**GIVEN REQUEST**
Among the lines of this listing, determine how many contain the string "name". Answer with the number only.

**TASK DATA**
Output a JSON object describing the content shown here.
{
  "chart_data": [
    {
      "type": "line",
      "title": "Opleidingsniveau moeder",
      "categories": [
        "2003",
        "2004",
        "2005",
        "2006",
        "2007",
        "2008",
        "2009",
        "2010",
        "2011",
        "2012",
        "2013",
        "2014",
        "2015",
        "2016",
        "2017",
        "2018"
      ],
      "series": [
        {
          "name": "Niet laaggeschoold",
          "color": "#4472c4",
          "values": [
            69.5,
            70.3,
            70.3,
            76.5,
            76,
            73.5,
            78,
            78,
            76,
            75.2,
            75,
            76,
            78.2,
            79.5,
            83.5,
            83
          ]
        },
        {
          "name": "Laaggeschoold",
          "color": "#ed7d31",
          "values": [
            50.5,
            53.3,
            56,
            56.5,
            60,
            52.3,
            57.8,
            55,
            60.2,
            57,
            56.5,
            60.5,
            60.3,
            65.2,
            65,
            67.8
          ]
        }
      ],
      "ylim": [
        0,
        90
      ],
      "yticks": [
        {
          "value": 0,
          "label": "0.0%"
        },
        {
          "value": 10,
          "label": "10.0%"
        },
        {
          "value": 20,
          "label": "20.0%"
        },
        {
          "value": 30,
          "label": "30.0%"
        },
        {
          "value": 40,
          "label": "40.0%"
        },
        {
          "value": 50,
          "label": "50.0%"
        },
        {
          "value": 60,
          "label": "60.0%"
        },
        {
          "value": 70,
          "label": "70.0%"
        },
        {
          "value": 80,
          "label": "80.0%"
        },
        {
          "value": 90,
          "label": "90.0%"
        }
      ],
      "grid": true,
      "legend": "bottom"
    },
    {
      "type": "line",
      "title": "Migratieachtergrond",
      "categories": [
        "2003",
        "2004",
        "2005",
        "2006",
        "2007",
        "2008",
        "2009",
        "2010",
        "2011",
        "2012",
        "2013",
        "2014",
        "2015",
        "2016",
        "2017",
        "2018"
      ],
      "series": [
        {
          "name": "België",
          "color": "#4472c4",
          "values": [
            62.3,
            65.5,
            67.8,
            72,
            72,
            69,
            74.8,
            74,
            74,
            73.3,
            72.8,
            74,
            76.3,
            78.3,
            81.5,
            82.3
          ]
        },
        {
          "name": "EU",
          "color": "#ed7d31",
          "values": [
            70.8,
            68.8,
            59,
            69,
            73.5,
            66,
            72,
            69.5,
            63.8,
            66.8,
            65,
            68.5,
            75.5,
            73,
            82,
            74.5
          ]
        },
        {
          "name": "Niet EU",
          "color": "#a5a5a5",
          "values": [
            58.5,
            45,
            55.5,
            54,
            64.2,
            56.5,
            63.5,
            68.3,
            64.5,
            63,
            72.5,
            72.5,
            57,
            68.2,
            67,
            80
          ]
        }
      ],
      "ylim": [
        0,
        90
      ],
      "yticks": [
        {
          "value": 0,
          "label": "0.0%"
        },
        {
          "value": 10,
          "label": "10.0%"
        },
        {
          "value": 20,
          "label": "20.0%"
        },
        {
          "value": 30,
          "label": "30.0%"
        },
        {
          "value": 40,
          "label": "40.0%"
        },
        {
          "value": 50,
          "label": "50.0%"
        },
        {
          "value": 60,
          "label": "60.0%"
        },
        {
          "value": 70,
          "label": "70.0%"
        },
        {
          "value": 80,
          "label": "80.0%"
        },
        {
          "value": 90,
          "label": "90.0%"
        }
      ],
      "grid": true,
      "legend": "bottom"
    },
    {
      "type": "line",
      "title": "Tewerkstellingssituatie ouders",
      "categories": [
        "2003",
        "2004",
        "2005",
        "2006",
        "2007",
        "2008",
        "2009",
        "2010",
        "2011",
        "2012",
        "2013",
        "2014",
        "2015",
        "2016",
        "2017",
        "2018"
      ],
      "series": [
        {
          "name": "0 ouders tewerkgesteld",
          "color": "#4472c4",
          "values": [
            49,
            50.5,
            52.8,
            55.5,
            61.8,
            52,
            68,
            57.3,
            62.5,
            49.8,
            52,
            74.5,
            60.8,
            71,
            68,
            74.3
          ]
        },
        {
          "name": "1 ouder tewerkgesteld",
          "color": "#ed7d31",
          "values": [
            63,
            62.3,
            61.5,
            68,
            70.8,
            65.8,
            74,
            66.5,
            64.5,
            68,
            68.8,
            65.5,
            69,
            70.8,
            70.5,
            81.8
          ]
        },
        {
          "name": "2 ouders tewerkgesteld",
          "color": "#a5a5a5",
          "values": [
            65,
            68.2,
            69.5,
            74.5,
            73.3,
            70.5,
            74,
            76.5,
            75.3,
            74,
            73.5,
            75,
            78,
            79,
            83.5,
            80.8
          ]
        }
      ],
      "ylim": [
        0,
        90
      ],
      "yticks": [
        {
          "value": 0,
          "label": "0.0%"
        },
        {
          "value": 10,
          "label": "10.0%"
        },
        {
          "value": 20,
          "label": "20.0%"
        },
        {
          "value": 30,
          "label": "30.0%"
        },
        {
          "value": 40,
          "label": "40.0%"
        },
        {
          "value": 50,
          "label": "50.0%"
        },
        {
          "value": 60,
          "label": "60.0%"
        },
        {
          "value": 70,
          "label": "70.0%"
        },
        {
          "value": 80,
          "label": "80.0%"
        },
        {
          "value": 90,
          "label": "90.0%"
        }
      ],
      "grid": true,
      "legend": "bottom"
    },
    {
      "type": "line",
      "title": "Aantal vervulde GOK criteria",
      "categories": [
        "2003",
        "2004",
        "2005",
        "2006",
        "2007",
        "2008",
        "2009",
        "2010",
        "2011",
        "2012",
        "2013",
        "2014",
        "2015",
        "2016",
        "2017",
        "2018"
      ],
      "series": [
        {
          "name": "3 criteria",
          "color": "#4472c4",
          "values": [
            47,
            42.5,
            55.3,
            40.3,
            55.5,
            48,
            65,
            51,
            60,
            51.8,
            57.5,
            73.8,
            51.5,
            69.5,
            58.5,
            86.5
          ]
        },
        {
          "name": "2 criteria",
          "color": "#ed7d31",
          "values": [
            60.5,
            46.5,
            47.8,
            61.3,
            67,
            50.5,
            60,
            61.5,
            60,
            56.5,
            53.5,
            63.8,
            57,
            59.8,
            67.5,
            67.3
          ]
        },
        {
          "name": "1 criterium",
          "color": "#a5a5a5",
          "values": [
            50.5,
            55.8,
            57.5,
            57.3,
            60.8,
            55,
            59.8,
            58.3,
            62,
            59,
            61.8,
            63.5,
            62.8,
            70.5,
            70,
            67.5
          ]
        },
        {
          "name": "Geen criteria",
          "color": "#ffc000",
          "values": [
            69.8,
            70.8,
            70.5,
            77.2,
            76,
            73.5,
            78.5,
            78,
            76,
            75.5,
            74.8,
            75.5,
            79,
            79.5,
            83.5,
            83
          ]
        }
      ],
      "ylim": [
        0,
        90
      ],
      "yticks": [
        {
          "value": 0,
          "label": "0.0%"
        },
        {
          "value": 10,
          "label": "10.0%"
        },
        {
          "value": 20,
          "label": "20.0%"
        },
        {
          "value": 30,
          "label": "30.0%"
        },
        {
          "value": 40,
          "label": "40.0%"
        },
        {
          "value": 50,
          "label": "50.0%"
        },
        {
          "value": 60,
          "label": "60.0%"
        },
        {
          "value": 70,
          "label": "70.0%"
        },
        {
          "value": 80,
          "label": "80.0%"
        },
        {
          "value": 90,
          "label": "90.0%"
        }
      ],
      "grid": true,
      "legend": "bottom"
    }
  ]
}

**TASK RESULT**
12